===== SUPPLIED DATA

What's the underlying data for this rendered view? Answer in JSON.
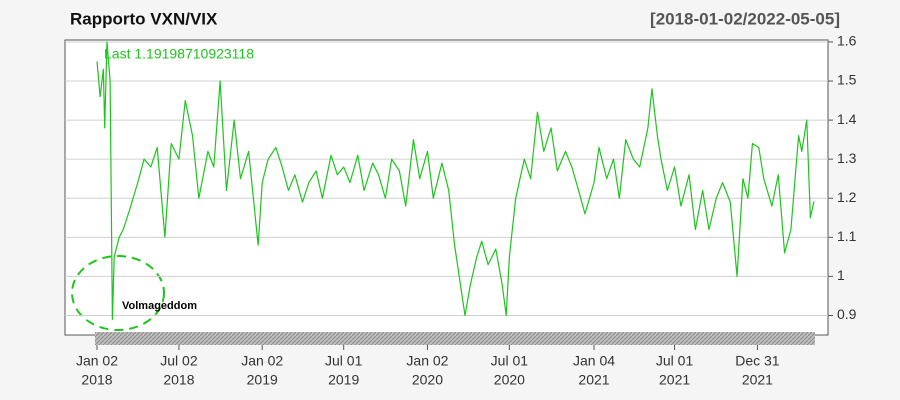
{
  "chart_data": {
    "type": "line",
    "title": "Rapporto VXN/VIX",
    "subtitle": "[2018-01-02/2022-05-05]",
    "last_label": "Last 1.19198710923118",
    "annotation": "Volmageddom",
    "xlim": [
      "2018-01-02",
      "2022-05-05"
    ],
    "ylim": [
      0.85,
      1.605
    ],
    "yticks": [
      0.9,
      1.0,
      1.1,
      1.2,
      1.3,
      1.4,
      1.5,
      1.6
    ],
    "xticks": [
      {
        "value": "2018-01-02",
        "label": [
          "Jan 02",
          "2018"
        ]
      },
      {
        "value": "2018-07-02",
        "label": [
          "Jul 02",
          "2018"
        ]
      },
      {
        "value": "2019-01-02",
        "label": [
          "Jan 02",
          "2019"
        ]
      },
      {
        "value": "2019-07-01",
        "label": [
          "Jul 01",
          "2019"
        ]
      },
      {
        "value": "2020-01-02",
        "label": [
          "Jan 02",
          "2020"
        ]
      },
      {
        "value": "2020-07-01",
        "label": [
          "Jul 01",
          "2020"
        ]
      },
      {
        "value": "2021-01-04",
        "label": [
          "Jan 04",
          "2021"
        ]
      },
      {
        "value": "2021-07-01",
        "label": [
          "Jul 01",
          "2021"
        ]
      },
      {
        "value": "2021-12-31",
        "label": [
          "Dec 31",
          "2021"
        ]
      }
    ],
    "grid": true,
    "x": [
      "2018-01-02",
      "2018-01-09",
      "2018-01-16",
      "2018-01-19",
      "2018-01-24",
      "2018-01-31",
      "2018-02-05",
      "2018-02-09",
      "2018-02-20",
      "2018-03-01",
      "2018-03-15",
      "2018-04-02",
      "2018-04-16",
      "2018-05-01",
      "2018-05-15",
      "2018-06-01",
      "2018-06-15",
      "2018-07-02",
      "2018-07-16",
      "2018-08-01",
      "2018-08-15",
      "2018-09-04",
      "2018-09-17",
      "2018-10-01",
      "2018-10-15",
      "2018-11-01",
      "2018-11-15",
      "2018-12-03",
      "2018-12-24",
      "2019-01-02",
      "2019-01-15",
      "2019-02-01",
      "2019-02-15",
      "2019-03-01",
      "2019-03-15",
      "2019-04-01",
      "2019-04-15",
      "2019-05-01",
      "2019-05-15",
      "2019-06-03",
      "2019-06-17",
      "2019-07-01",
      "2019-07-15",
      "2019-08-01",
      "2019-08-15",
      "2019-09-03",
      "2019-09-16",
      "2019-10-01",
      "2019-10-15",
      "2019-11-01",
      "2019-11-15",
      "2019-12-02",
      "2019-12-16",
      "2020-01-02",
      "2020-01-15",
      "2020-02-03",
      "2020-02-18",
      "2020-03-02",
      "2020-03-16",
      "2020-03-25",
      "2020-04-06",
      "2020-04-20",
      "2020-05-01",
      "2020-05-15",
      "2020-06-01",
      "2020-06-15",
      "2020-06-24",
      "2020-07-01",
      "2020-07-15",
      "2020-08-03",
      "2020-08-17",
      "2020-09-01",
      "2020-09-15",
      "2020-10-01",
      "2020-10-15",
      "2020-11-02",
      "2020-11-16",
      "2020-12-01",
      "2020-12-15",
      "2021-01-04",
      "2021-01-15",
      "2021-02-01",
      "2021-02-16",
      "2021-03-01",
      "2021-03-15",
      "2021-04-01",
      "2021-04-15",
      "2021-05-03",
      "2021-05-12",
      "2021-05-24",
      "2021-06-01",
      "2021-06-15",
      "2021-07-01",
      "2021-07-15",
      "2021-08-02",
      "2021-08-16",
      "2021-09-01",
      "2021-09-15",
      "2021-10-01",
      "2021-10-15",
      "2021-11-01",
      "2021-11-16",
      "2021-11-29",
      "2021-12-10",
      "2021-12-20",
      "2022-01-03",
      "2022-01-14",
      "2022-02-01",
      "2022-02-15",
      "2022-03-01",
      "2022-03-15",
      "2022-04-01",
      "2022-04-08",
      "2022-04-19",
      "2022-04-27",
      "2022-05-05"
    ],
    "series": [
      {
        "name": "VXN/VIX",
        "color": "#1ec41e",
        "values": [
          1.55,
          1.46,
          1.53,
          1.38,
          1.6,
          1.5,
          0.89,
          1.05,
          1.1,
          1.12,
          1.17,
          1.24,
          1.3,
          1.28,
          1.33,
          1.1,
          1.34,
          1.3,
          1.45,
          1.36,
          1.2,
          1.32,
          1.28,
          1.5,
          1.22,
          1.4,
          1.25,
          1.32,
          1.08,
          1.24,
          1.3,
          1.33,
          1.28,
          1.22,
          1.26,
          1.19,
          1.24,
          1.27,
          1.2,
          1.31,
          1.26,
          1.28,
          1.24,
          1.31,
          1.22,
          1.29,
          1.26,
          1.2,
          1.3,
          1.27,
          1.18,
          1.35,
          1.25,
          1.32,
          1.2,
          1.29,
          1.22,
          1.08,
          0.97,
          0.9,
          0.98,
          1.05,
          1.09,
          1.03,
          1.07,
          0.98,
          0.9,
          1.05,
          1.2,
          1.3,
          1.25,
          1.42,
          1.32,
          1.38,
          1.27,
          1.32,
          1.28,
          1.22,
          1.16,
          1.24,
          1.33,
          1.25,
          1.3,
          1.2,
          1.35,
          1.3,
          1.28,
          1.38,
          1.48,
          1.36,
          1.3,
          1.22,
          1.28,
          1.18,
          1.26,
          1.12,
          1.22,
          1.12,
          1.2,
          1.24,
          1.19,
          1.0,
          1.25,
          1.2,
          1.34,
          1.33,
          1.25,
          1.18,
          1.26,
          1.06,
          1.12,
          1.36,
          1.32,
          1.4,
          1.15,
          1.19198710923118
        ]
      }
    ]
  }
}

==========

THE PROBLEM: Retype the entries word for word. Omit any images.

SOLUTION TO THIS TASK:
What's the underlying data for this rendered view? Answer in JSON.
{
  "chart_data": {
    "type": "line",
    "title": "Rapporto VXN/VIX",
    "subtitle": "[2018-01-02/2022-05-05]",
    "last_label": "Last 1.19198710923118",
    "annotation": "Volmageddom",
    "xlim": [
      "2018-01-02",
      "2022-05-05"
    ],
    "ylim": [
      0.85,
      1.605
    ],
    "yticks": [
      0.9,
      1.0,
      1.1,
      1.2,
      1.3,
      1.4,
      1.5,
      1.6
    ],
    "xticks": [
      {
        "value": "2018-01-02",
        "label": [
          "Jan 02",
          "2018"
        ]
      },
      {
        "value": "2018-07-02",
        "label": [
          "Jul 02",
          "2018"
        ]
      },
      {
        "value": "2019-01-02",
        "label": [
          "Jan 02",
          "2019"
        ]
      },
      {
        "value": "2019-07-01",
        "label": [
          "Jul 01",
          "2019"
        ]
      },
      {
        "value": "2020-01-02",
        "label": [
          "Jan 02",
          "2020"
        ]
      },
      {
        "value": "2020-07-01",
        "label": [
          "Jul 01",
          "2020"
        ]
      },
      {
        "value": "2021-01-04",
        "label": [
          "Jan 04",
          "2021"
        ]
      },
      {
        "value": "2021-07-01",
        "label": [
          "Jul 01",
          "2021"
        ]
      },
      {
        "value": "2021-12-31",
        "label": [
          "Dec 31",
          "2021"
        ]
      }
    ],
    "grid": true,
    "x": [
      "2018-01-02",
      "2018-01-09",
      "2018-01-16",
      "2018-01-19",
      "2018-01-24",
      "2018-01-31",
      "2018-02-05",
      "2018-02-09",
      "2018-02-20",
      "2018-03-01",
      "2018-03-15",
      "2018-04-02",
      "2018-04-16",
      "2018-05-01",
      "2018-05-15",
      "2018-06-01",
      "2018-06-15",
      "2018-07-02",
      "2018-07-16",
      "2018-08-01",
      "2018-08-15",
      "2018-09-04",
      "2018-09-17",
      "2018-10-01",
      "2018-10-15",
      "2018-11-01",
      "2018-11-15",
      "2018-12-03",
      "2018-12-24",
      "2019-01-02",
      "2019-01-15",
      "2019-02-01",
      "2019-02-15",
      "2019-03-01",
      "2019-03-15",
      "2019-04-01",
      "2019-04-15",
      "2019-05-01",
      "2019-05-15",
      "2019-06-03",
      "2019-06-17",
      "2019-07-01",
      "2019-07-15",
      "2019-08-01",
      "2019-08-15",
      "2019-09-03",
      "2019-09-16",
      "2019-10-01",
      "2019-10-15",
      "2019-11-01",
      "2019-11-15",
      "2019-12-02",
      "2019-12-16",
      "2020-01-02",
      "2020-01-15",
      "2020-02-03",
      "2020-02-18",
      "2020-03-02",
      "2020-03-16",
      "2020-03-25",
      "2020-04-06",
      "2020-04-20",
      "2020-05-01",
      "2020-05-15",
      "2020-06-01",
      "2020-06-15",
      "2020-06-24",
      "2020-07-01",
      "2020-07-15",
      "2020-08-03",
      "2020-08-17",
      "2020-09-01",
      "2020-09-15",
      "2020-10-01",
      "2020-10-15",
      "2020-11-02",
      "2020-11-16",
      "2020-12-01",
      "2020-12-15",
      "2021-01-04",
      "2021-01-15",
      "2021-02-01",
      "2021-02-16",
      "2021-03-01",
      "2021-03-15",
      "2021-04-01",
      "2021-04-15",
      "2021-05-03",
      "2021-05-12",
      "2021-05-24",
      "2021-06-01",
      "2021-06-15",
      "2021-07-01",
      "2021-07-15",
      "2021-08-02",
      "2021-08-16",
      "2021-09-01",
      "2021-09-15",
      "2021-10-01",
      "2021-10-15",
      "2021-11-01",
      "2021-11-16",
      "2021-11-29",
      "2021-12-10",
      "2021-12-20",
      "2022-01-03",
      "2022-01-14",
      "2022-02-01",
      "2022-02-15",
      "2022-03-01",
      "2022-03-15",
      "2022-04-01",
      "2022-04-08",
      "2022-04-19",
      "2022-04-27",
      "2022-05-05"
    ],
    "series": [
      {
        "name": "VXN/VIX",
        "color": "#1ec41e",
        "values": [
          1.55,
          1.46,
          1.53,
          1.38,
          1.6,
          1.5,
          0.89,
          1.05,
          1.1,
          1.12,
          1.17,
          1.24,
          1.3,
          1.28,
          1.33,
          1.1,
          1.34,
          1.3,
          1.45,
          1.36,
          1.2,
          1.32,
          1.28,
          1.5,
          1.22,
          1.4,
          1.25,
          1.32,
          1.08,
          1.24,
          1.3,
          1.33,
          1.28,
          1.22,
          1.26,
          1.19,
          1.24,
          1.27,
          1.2,
          1.31,
          1.26,
          1.28,
          1.24,
          1.31,
          1.22,
          1.29,
          1.26,
          1.2,
          1.3,
          1.27,
          1.18,
          1.35,
          1.25,
          1.32,
          1.2,
          1.29,
          1.22,
          1.08,
          0.97,
          0.9,
          0.98,
          1.05,
          1.09,
          1.03,
          1.07,
          0.98,
          0.9,
          1.05,
          1.2,
          1.3,
          1.25,
          1.42,
          1.32,
          1.38,
          1.27,
          1.32,
          1.28,
          1.22,
          1.16,
          1.24,
          1.33,
          1.25,
          1.3,
          1.2,
          1.35,
          1.3,
          1.28,
          1.38,
          1.48,
          1.36,
          1.3,
          1.22,
          1.28,
          1.18,
          1.26,
          1.12,
          1.22,
          1.12,
          1.2,
          1.24,
          1.19,
          1.0,
          1.25,
          1.2,
          1.34,
          1.33,
          1.25,
          1.18,
          1.26,
          1.06,
          1.12,
          1.36,
          1.32,
          1.4,
          1.15,
          1.19198710923118
        ]
      }
    ]
  }
}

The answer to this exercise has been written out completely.